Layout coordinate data
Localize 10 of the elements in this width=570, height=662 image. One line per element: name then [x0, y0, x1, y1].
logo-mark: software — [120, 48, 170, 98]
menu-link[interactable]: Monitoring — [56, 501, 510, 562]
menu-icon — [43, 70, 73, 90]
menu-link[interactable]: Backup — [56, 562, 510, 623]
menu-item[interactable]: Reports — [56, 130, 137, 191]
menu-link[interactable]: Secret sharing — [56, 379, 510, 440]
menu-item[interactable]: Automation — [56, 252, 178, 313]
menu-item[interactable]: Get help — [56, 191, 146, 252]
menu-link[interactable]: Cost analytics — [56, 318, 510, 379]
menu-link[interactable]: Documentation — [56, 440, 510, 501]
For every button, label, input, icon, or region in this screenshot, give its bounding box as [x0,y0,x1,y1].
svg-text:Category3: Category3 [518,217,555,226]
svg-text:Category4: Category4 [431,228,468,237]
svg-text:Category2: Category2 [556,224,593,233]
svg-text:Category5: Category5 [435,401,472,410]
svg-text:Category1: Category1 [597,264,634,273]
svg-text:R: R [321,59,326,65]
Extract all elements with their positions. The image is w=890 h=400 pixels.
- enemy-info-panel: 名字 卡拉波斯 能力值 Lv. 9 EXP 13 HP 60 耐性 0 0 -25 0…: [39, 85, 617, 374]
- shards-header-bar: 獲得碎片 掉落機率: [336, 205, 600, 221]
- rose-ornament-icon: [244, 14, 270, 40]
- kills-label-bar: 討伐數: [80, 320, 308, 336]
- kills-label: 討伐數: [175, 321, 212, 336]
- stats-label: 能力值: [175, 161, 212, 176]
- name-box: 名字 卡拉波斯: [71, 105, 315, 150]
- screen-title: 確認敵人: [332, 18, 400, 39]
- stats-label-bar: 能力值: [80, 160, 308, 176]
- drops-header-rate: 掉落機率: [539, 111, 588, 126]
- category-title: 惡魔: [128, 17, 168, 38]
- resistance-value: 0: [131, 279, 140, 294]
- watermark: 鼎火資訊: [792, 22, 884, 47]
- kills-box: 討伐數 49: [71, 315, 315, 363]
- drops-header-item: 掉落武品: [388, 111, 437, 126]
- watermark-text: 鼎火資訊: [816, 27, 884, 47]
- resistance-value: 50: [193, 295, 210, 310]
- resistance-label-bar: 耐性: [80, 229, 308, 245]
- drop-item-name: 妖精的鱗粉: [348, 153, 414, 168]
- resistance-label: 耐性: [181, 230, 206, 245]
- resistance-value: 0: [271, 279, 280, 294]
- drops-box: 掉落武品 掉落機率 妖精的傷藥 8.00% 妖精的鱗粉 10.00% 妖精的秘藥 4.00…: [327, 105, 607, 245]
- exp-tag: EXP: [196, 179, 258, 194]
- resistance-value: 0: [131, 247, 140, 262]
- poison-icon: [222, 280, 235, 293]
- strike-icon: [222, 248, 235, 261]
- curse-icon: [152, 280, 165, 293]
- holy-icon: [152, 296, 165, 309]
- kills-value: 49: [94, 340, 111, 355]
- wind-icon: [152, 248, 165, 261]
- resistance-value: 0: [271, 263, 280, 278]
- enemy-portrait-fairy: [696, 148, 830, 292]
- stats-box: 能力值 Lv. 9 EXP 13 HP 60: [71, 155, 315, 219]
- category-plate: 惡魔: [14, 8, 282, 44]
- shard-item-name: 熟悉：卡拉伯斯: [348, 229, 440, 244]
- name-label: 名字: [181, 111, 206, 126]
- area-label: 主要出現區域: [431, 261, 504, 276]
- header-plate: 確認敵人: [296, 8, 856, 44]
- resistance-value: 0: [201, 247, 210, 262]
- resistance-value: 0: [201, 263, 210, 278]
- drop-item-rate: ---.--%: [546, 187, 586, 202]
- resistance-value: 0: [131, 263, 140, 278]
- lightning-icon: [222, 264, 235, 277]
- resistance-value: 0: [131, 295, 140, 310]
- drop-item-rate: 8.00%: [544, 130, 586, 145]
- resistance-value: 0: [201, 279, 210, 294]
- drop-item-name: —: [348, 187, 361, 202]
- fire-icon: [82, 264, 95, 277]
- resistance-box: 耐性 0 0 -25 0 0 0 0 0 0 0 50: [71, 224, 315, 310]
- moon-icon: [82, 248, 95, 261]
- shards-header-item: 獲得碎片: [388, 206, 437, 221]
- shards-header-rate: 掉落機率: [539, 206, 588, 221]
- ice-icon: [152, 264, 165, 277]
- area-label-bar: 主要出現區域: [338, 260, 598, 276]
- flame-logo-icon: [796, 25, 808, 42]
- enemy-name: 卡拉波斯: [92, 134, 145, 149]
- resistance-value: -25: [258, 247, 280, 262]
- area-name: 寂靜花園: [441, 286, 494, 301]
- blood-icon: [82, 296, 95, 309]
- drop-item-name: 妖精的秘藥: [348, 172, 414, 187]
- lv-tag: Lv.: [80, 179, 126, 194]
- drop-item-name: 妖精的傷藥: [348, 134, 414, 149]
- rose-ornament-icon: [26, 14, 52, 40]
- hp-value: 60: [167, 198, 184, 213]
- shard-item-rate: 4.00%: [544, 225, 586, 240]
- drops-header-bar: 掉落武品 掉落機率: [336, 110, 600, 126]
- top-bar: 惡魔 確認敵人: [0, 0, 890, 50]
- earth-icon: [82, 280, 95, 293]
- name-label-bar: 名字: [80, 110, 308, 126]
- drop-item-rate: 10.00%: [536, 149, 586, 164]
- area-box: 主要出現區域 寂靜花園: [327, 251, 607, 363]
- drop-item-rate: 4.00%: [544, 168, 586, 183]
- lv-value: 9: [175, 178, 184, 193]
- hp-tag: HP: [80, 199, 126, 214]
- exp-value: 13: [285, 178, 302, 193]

## WORK TO COMPLETE
Identify each line of the data above that includes the string "logo" and copy those lines.

## WRITTEN SOLUTION
logo-mark: software — [120, 48, 170, 98]
- flame-logo-icon: [796, 25, 808, 42]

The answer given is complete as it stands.